[Task to complete] Write out every row below as a numbered list, one row per item. Skip blank lines and leave out the pictures.

[Records]

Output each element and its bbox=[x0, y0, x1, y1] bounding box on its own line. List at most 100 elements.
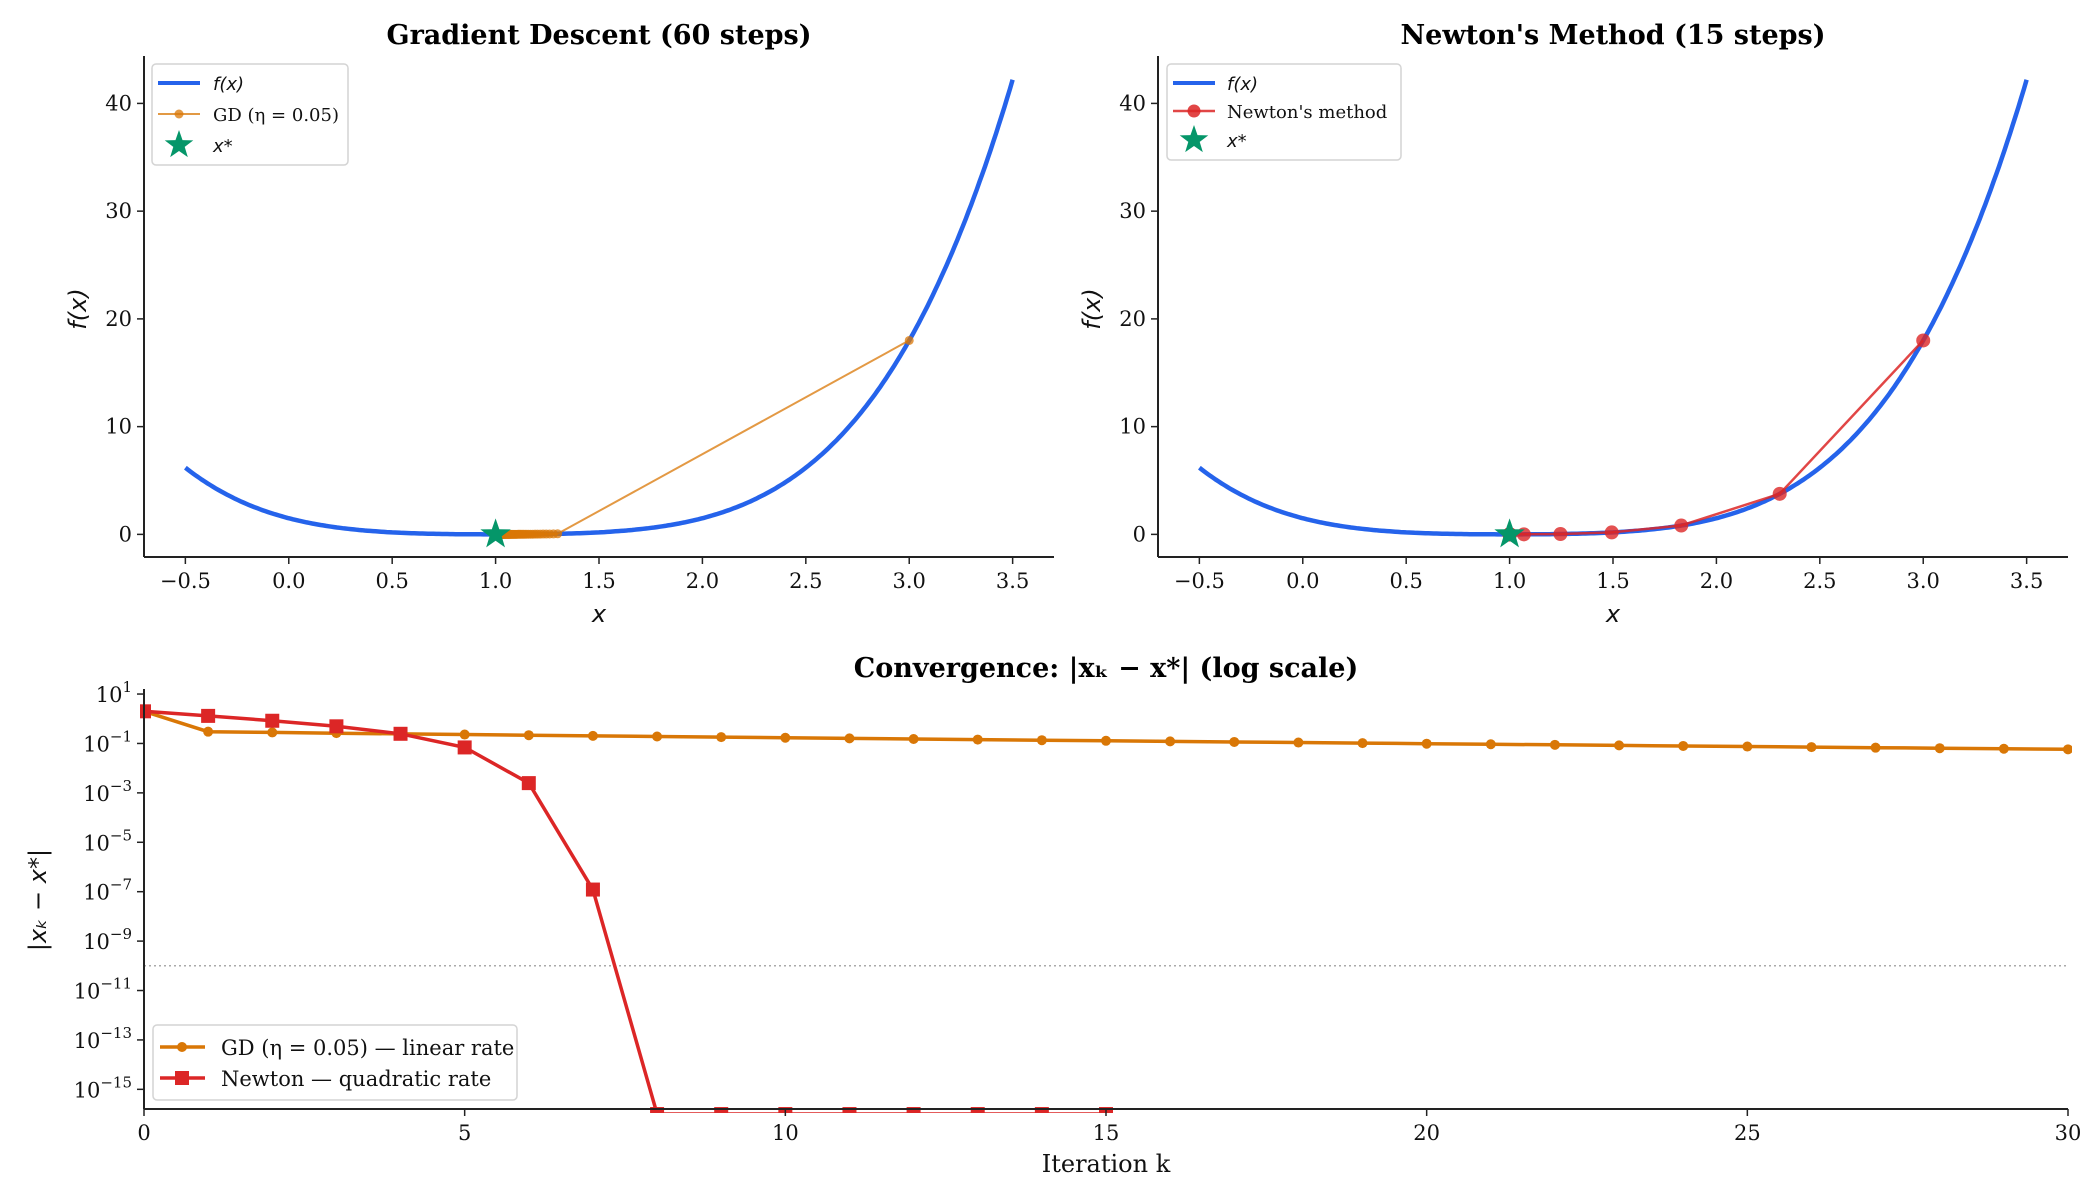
gd-error-point bbox=[908, 733, 919, 744]
x-tick-label: 0.0 bbox=[1286, 569, 1319, 593]
legend: GD (η = 0.05) — linear rate Newton — qua… bbox=[152, 1024, 518, 1101]
gd-error-point bbox=[2063, 744, 2072, 755]
x-tick-label: −0.5 bbox=[160, 569, 211, 593]
newton-iterate-point bbox=[1553, 527, 1568, 542]
newton-error-point bbox=[457, 740, 472, 755]
newton-error-point bbox=[329, 719, 344, 734]
x-axis-label: x bbox=[591, 600, 607, 628]
gd-error-point bbox=[716, 732, 727, 743]
gd-error-point bbox=[1357, 738, 1368, 749]
f-curve bbox=[184, 79, 1015, 537]
legend-label: x* bbox=[1226, 131, 1247, 152]
y-tick-label: 10−9 bbox=[83, 925, 132, 954]
newton-error-point bbox=[842, 1107, 857, 1113]
x-tick-label: 0 bbox=[137, 1121, 150, 1145]
y-tick-label: 20 bbox=[1119, 307, 1146, 331]
newton-error-point bbox=[265, 713, 280, 728]
minimum-star-marker bbox=[480, 518, 511, 548]
gd-error-point bbox=[1485, 739, 1496, 750]
gd-error-point bbox=[1870, 742, 1881, 753]
gd-error-line bbox=[143, 709, 2072, 752]
convergence-panel: Convergence: |xₖ − x*| (log scale) 0 5 10 1… bbox=[24, 653, 2082, 1178]
gd-iterate-point bbox=[904, 335, 914, 345]
legend-label: Newton's method bbox=[1227, 102, 1387, 123]
newton-iterate-point bbox=[1674, 518, 1689, 533]
newton-error-line bbox=[143, 709, 1106, 1113]
x-tick-label: 2.0 bbox=[686, 569, 719, 593]
legend-label: x* bbox=[212, 136, 233, 157]
y-axis-label: f(x) bbox=[64, 288, 92, 329]
y-tick-label: 10 bbox=[105, 415, 132, 439]
gd-error-point bbox=[844, 733, 855, 744]
legend-gd-marker bbox=[174, 109, 184, 119]
y-tick-label: 10−15 bbox=[74, 1073, 132, 1102]
newton-error-point bbox=[521, 776, 536, 791]
x-tick-label: 1.5 bbox=[582, 569, 615, 593]
x-tick-label: 25 bbox=[1734, 1121, 1761, 1145]
panel-title: Gradient Descent (60 steps) bbox=[387, 20, 812, 51]
legend-newton-marker bbox=[1187, 104, 1201, 118]
newton-error-point bbox=[585, 882, 600, 897]
gd-path-line bbox=[498, 339, 910, 536]
x-tick-label: 5 bbox=[458, 1121, 471, 1145]
newton-iterate-point bbox=[1916, 333, 1931, 348]
y-tick-label: 40 bbox=[105, 91, 132, 115]
panel-title: Newton's Method (15 steps) bbox=[1401, 20, 1826, 51]
gd-error-point bbox=[1549, 739, 1560, 750]
y-tick-label: 40 bbox=[1119, 91, 1146, 115]
newton-panel: Newton's Method (15 steps) −0.5 0.0 0.5 1.0… bbox=[1078, 20, 2068, 628]
x-tick-label: 3.5 bbox=[2010, 569, 2043, 593]
y-tick-label: 10 bbox=[1119, 415, 1146, 439]
y-axis-label: f(x) bbox=[1078, 288, 1106, 329]
gd-error-point bbox=[1806, 742, 1817, 753]
gd-error-point bbox=[459, 729, 470, 740]
x-tick-label: 0.5 bbox=[1389, 569, 1422, 593]
minimum-star-marker bbox=[1494, 518, 1525, 548]
y-tick-label: 10−7 bbox=[83, 876, 132, 905]
x-tick-label: 3.0 bbox=[1907, 569, 1940, 593]
legend-label: GD (η = 0.05) bbox=[213, 105, 339, 126]
y-tick-label: 30 bbox=[1119, 199, 1146, 223]
y-tick-label: 10−1 bbox=[83, 727, 132, 756]
newton-error-point bbox=[714, 1107, 729, 1113]
x-tick-label: 30 bbox=[2055, 1121, 2082, 1145]
gradient-descent-panel: Gradient Descent (60 steps) −0.5 0.0 0.5 1.… bbox=[64, 20, 1054, 628]
y-tick-label: 10−13 bbox=[74, 1024, 132, 1053]
x-tick-label: 0.0 bbox=[272, 569, 305, 593]
gd-error-point bbox=[1998, 743, 2009, 754]
gd-error-point bbox=[267, 727, 278, 738]
legend-label: f(x) bbox=[1227, 74, 1258, 95]
y-tick-label: 101 bbox=[96, 678, 132, 707]
y-tick-label: 10−3 bbox=[83, 777, 132, 806]
gd-error-point bbox=[1165, 736, 1176, 747]
y-tick-label: 0 bbox=[1133, 522, 1146, 546]
x-tick-label: 1.0 bbox=[1493, 569, 1526, 593]
newton-error-point bbox=[201, 708, 216, 723]
x-tick-label: 3.5 bbox=[996, 569, 1029, 593]
x-tick-label: 2.5 bbox=[789, 569, 822, 593]
legend-label: f(x) bbox=[213, 74, 244, 95]
gd-error-point bbox=[1229, 736, 1240, 747]
gd-error-point bbox=[972, 734, 983, 745]
gd-error-point bbox=[1614, 740, 1625, 751]
gd-error-point bbox=[1101, 735, 1111, 746]
x-tick-label: 20 bbox=[1413, 1121, 1440, 1145]
newton-error-point bbox=[1034, 1107, 1049, 1113]
y-tick-label: 10−11 bbox=[74, 975, 132, 1004]
y-tick-label: 20 bbox=[105, 307, 132, 331]
y-axis-label: |xₖ − x*| bbox=[24, 849, 52, 951]
gd-error-point bbox=[1742, 741, 1753, 752]
gd-error-point bbox=[1421, 738, 1432, 749]
gd-error-point bbox=[523, 730, 534, 741]
x-axis-label: Iteration k bbox=[1042, 1150, 1171, 1178]
legend-label: GD (η = 0.05) — linear rate bbox=[221, 1036, 514, 1060]
x-tick-label: 2.0 bbox=[1700, 569, 1733, 593]
y-tick-label: 10−5 bbox=[83, 826, 132, 855]
gd-error-point bbox=[1293, 737, 1304, 748]
newton-error-point bbox=[140, 704, 151, 719]
newton-iterate-point bbox=[1772, 486, 1787, 501]
newton-error-point bbox=[393, 726, 408, 741]
legend-gd-marker bbox=[177, 1042, 187, 1052]
newton-path-line bbox=[1509, 339, 1925, 536]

[Result for this task]
1. Output each element and its bbox=[x0, y0, x1, y1] bounding box on its own line. List at most 100 elements.
2. gd-error-point bbox=[908, 733, 919, 744]
3. x-tick-label: 0.0 bbox=[1286, 569, 1319, 593]
4. legend: GD (η = 0.05) — linear rate Newton — qua… bbox=[152, 1024, 518, 1101]
5. gd-error-point bbox=[2063, 744, 2072, 755]
6. x-tick-label: −0.5 bbox=[160, 569, 211, 593]
7. newton-iterate-point bbox=[1553, 527, 1568, 542]
8. newton-error-point bbox=[457, 740, 472, 755]
9. newton-error-point bbox=[329, 719, 344, 734]
10. x-axis-label: x bbox=[591, 600, 607, 628]
11. gd-error-point bbox=[716, 732, 727, 743]
12. gd-error-point bbox=[1357, 738, 1368, 749]
13. f-curve bbox=[184, 79, 1015, 537]
14. legend-label: x* bbox=[1226, 131, 1247, 152]
15. y-tick-label: 10−9 bbox=[83, 925, 132, 954]
16. newton-error-point bbox=[842, 1107, 857, 1113]
17. x-tick-label: 0 bbox=[137, 1121, 150, 1145]
18. y-tick-label: 20 bbox=[1119, 307, 1146, 331]
19. newton-error-point bbox=[265, 713, 280, 728]
20. minimum-star-marker bbox=[480, 518, 511, 548]
21. gd-error-point bbox=[1485, 739, 1496, 750]
22. gd-error-point bbox=[1870, 742, 1881, 753]
23. gd-error-line bbox=[143, 709, 2072, 752]
24. convergence-panel: Convergence: |xₖ − x*| (log scale) 0 5 10 1… bbox=[24, 653, 2082, 1178]
25. gd-iterate-point bbox=[904, 335, 914, 345]
26. legend-label: Newton's method bbox=[1227, 102, 1387, 123]
27. newton-iterate-point bbox=[1674, 518, 1689, 533]
28. newton-error-line bbox=[143, 709, 1106, 1113]
29. x-tick-label: 2.0 bbox=[686, 569, 719, 593]
30. legend-label: x* bbox=[212, 136, 233, 157]
31. y-axis-label: f(x) bbox=[64, 288, 92, 329]
32. y-tick-label: 10 bbox=[105, 415, 132, 439]
33. gd-error-point bbox=[844, 733, 855, 744]
34. legend-gd-marker bbox=[174, 109, 184, 119]
35. y-tick-label: 10−15 bbox=[74, 1073, 132, 1102]
36. newton-error-point bbox=[521, 776, 536, 791]
37. x-tick-label: 1.5 bbox=[582, 569, 615, 593]
38. x-tick-label: 25 bbox=[1734, 1121, 1761, 1145]
39. panel-title: Gradient Descent (60 steps) bbox=[387, 20, 812, 51]
40. legend-newton-marker bbox=[1187, 104, 1201, 118]
41. newton-error-point bbox=[585, 882, 600, 897]
42. gd-path-line bbox=[498, 339, 910, 536]
43. x-tick-label: 5 bbox=[458, 1121, 471, 1145]
44. newton-iterate-point bbox=[1916, 333, 1931, 348]
45. y-tick-label: 40 bbox=[105, 91, 132, 115]
46. panel-title: Newton's Method (15 steps) bbox=[1401, 20, 1826, 51]
47. gd-error-point bbox=[1549, 739, 1560, 750]
48. y-tick-label: 40 bbox=[1119, 91, 1146, 115]
49. newton-panel: Newton's Method (15 steps) −0.5 0.0 0.5 1.0… bbox=[1078, 20, 2068, 628]
50. x-tick-label: 3.5 bbox=[2010, 569, 2043, 593]
51. y-tick-label: 10 bbox=[1119, 415, 1146, 439]
52. y-axis-label: f(x) bbox=[1078, 288, 1106, 329]
53. gd-error-point bbox=[1806, 742, 1817, 753]
54. gd-error-point bbox=[459, 729, 470, 740]
55. x-tick-label: 0.5 bbox=[1389, 569, 1422, 593]
56. minimum-star-marker bbox=[1494, 518, 1525, 548]
57. y-tick-label: 10−7 bbox=[83, 876, 132, 905]
58. x-tick-label: 3.0 bbox=[1907, 569, 1940, 593]
59. legend-label: GD (η = 0.05) bbox=[213, 105, 339, 126]
60. y-tick-label: 30 bbox=[1119, 199, 1146, 223]
61. y-tick-label: 10−1 bbox=[83, 727, 132, 756]
62. newton-error-point bbox=[714, 1107, 729, 1113]
63. x-tick-label: 30 bbox=[2055, 1121, 2082, 1145]
64. gradient-descent-panel: Gradient Descent (60 steps) −0.5 0.0 0.5 1.… bbox=[64, 20, 1054, 628]
65. y-tick-label: 10−13 bbox=[74, 1024, 132, 1053]
66. x-tick-label: 0.0 bbox=[272, 569, 305, 593]
67. gd-error-point bbox=[1998, 743, 2009, 754]
68. gd-error-point bbox=[267, 727, 278, 738]
69. legend-label: f(x) bbox=[1227, 74, 1258, 95]
70. y-tick-label: 101 bbox=[96, 678, 132, 707]
71. y-tick-label: 10−3 bbox=[83, 777, 132, 806]
72. gd-error-point bbox=[1165, 736, 1176, 747]
73. y-tick-label: 0 bbox=[1133, 522, 1146, 546]
74. x-tick-label: 1.0 bbox=[1493, 569, 1526, 593]
75. newton-error-point bbox=[201, 708, 216, 723]
76. x-tick-label: 3.5 bbox=[996, 569, 1029, 593]
77. x-tick-label: 2.5 bbox=[789, 569, 822, 593]
78. legend-label: f(x) bbox=[213, 74, 244, 95]
79. gd-error-point bbox=[1229, 736, 1240, 747]
80. gd-error-point bbox=[972, 734, 983, 745]
81. gd-error-point bbox=[1614, 740, 1625, 751]
82. gd-error-point bbox=[1101, 735, 1111, 746]
83. x-tick-label: 20 bbox=[1413, 1121, 1440, 1145]
84. newton-error-point bbox=[1034, 1107, 1049, 1113]
85. y-tick-label: 10−11 bbox=[74, 975, 132, 1004]
86. y-tick-label: 20 bbox=[105, 307, 132, 331]
87. y-axis-label: |xₖ − x*| bbox=[24, 849, 52, 951]
88. gd-error-point bbox=[1742, 741, 1753, 752]
89. gd-error-point bbox=[1421, 738, 1432, 749]
90. gd-error-point bbox=[523, 730, 534, 741]
91. x-axis-label: Iteration k bbox=[1042, 1150, 1171, 1178]
92. legend-label: GD (η = 0.05) — linear rate bbox=[221, 1036, 514, 1060]
93. x-tick-label: 2.0 bbox=[1700, 569, 1733, 593]
94. y-tick-label: 10−5 bbox=[83, 826, 132, 855]
95. gd-error-point bbox=[1293, 737, 1304, 748]
96. newton-error-point bbox=[140, 704, 151, 719]
97. newton-iterate-point bbox=[1772, 486, 1787, 501]
98. newton-error-point bbox=[393, 726, 408, 741]
99. legend-gd-marker bbox=[177, 1042, 187, 1052]
100. newton-path-line bbox=[1509, 339, 1925, 536]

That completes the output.